PROBLEM REQUIREMENTS: In the records that follow, locate every line with "this" and extract it.

Data excerpts
---------------
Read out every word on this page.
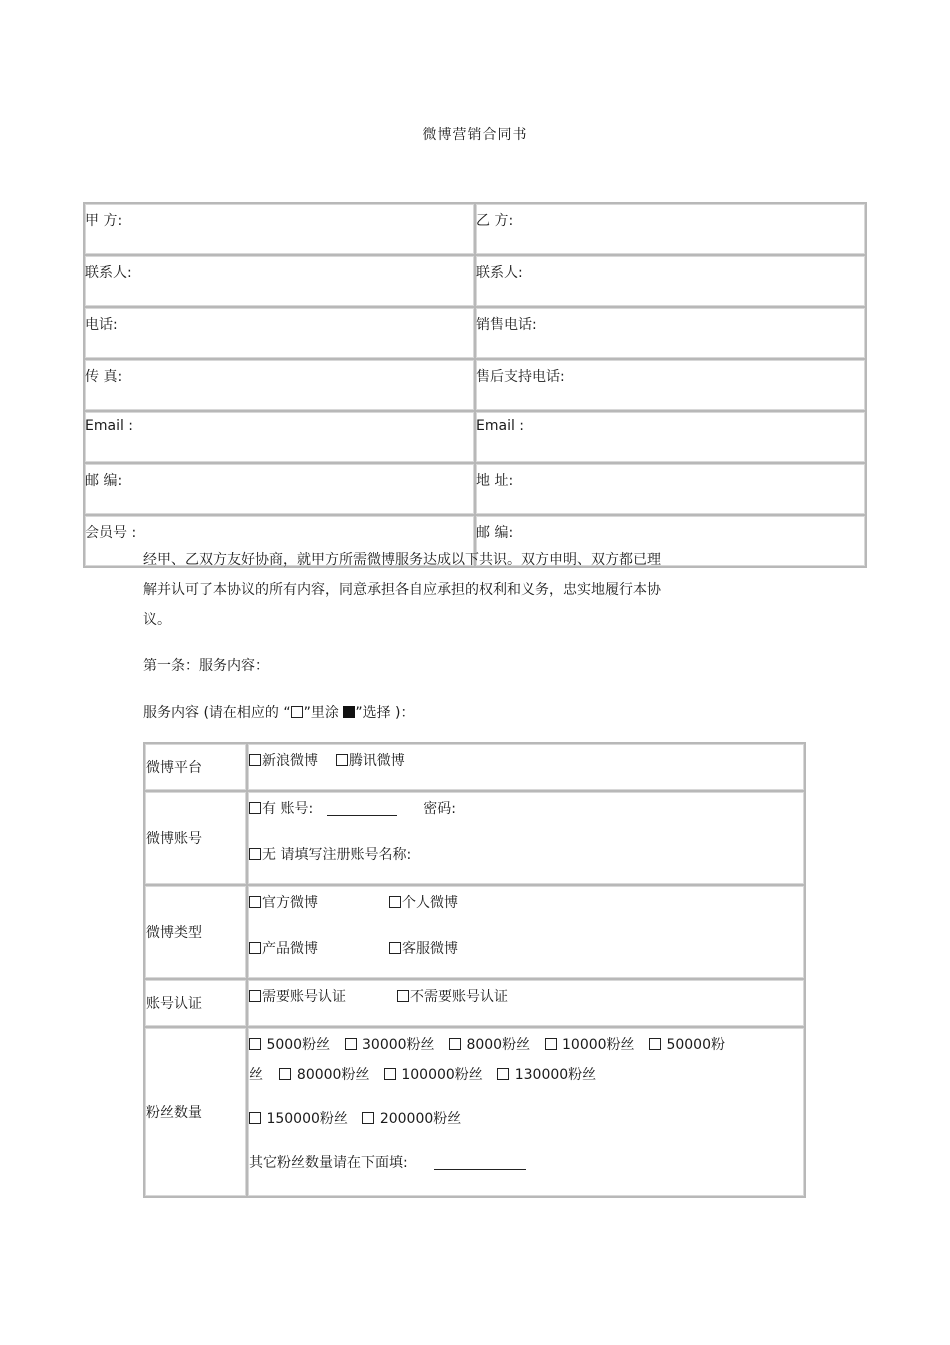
微博营销合同书
甲 方:	乙 方:
联系人:	联系人:
电话:	销售电话:
传 真:	售后支持电话:
Email :	Email :
邮 编:	地 址:
会员号 :	邮 编:
经甲、乙双方友好协商，就甲方所需微博服务达成以下共识。双方申明、双方都已理
解并认可了本协议的所有内容，同意承担各自应承担的权利和义务，忠实地履行本协
议。
第一条：服务内容：
服务内容 (请在相应的 “ ”里涂 ”选择 )：
微博平台	新浪微博 腾讯微博

微博账号	有 账号: 密码:
无 请填写注册账号名称:

微博类型	官方微博 个人微博
产品微博 客服微博

账号认证	需要账号认证 不需要账号认证

粉丝数量	5000粉丝 30000粉丝 8000粉丝 10000粉丝 50000粉
丝 80000粉丝 100000粉丝 130000粉丝
150000粉丝 200000粉丝
其它粉丝数量请在下面填:
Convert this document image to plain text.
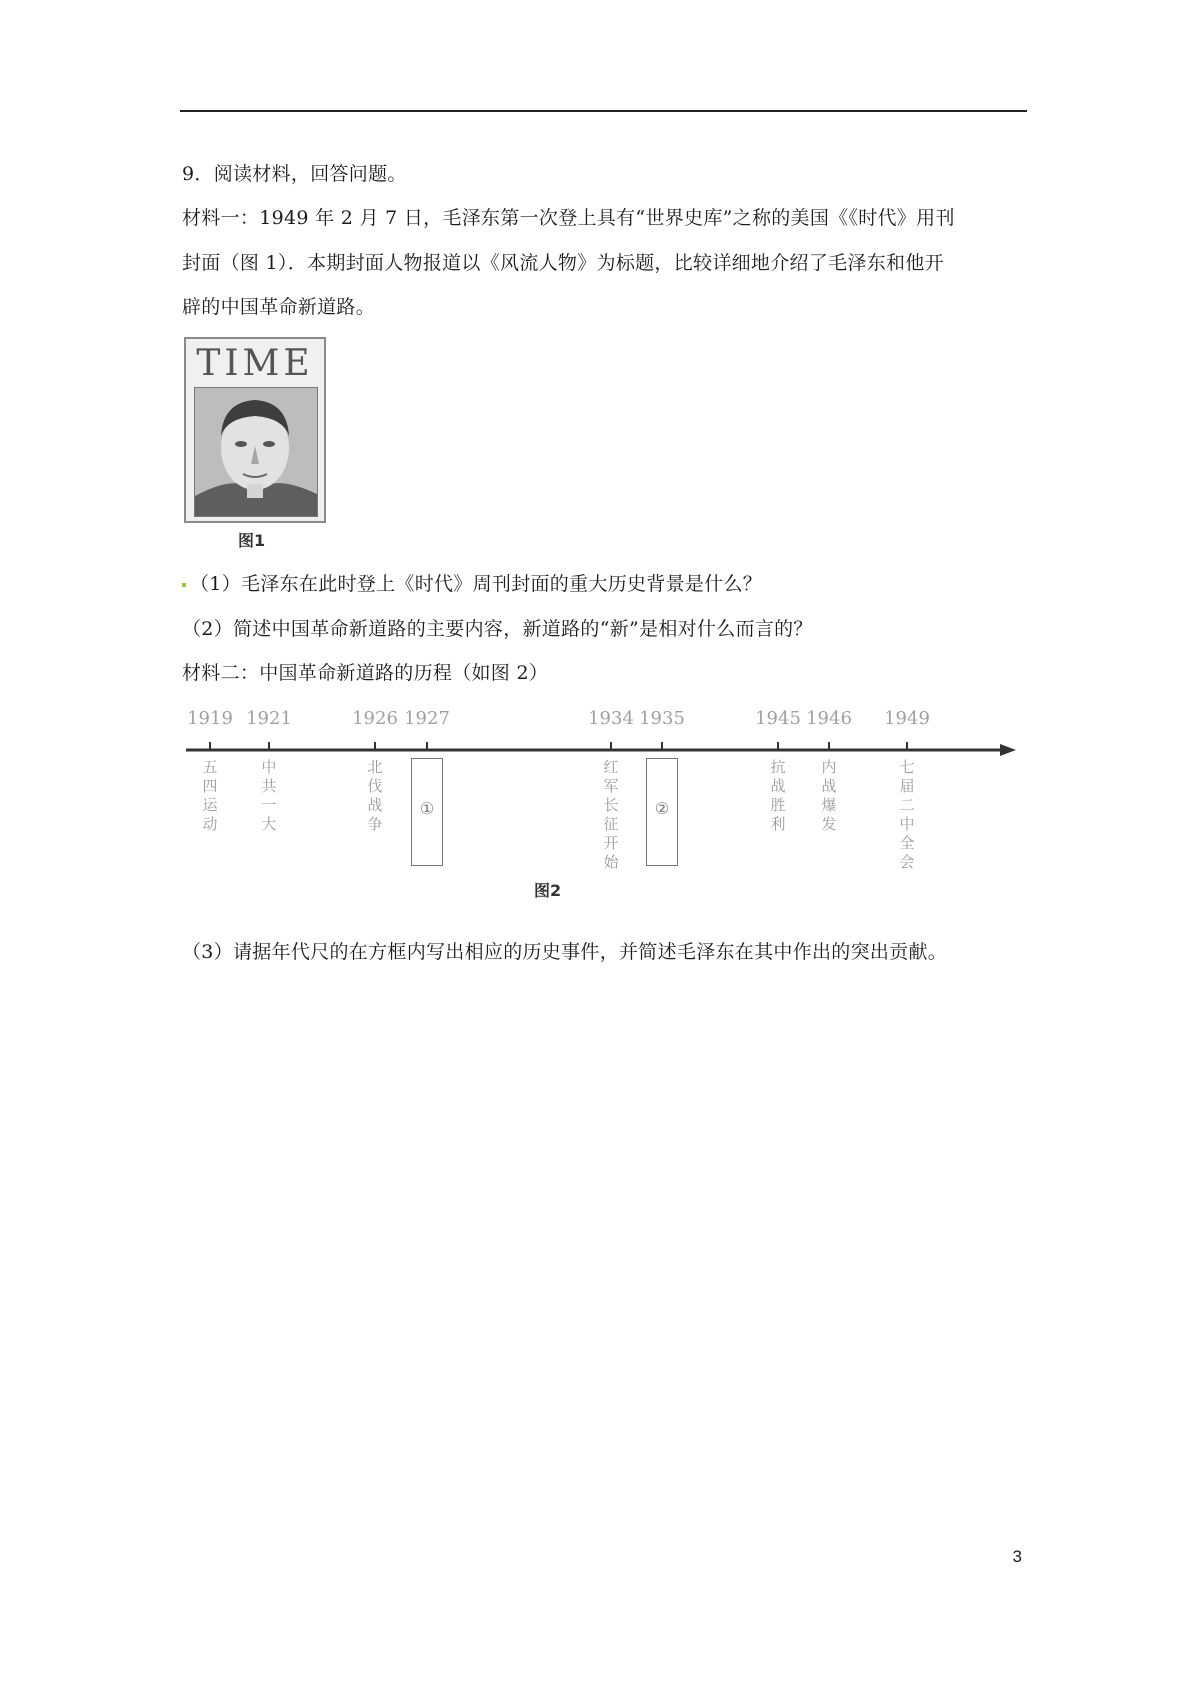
9．阅读材料，回答问题。
材料一：1949 年 2 月 7 日，毛泽东第一次登上具有“世界史库”之称的美国《《时代》用刊
封面（图 1）．本期封面人物报道以《风流人物》为标题，比较详细地介绍了毛泽东和他开
辟的中国革命新道路。
TIME
图1
（1）毛泽东在此时登上《时代》周刊封面的重大历史背景是什么？
（2）简述中国革命新道路的主要内容，新道路的“新”是相对什么而言的？
材料二：中国革命新道路的历程（如图 2）
1919 1921	1926 1927	1934 1935	1945 1946 1949
五四运动
中共一大
北伐战争
①
红军长征开始
②
抗战胜利
内战爆发
七届二中全会
图2
（3）请据年代尺的在方框内写出相应的历史事件，并简述毛泽东在其中作出的突出贡献。
3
---------------
SOLUTION TO THE EXERCISE:
Read out every word on this page.
Convert this document image to plain text.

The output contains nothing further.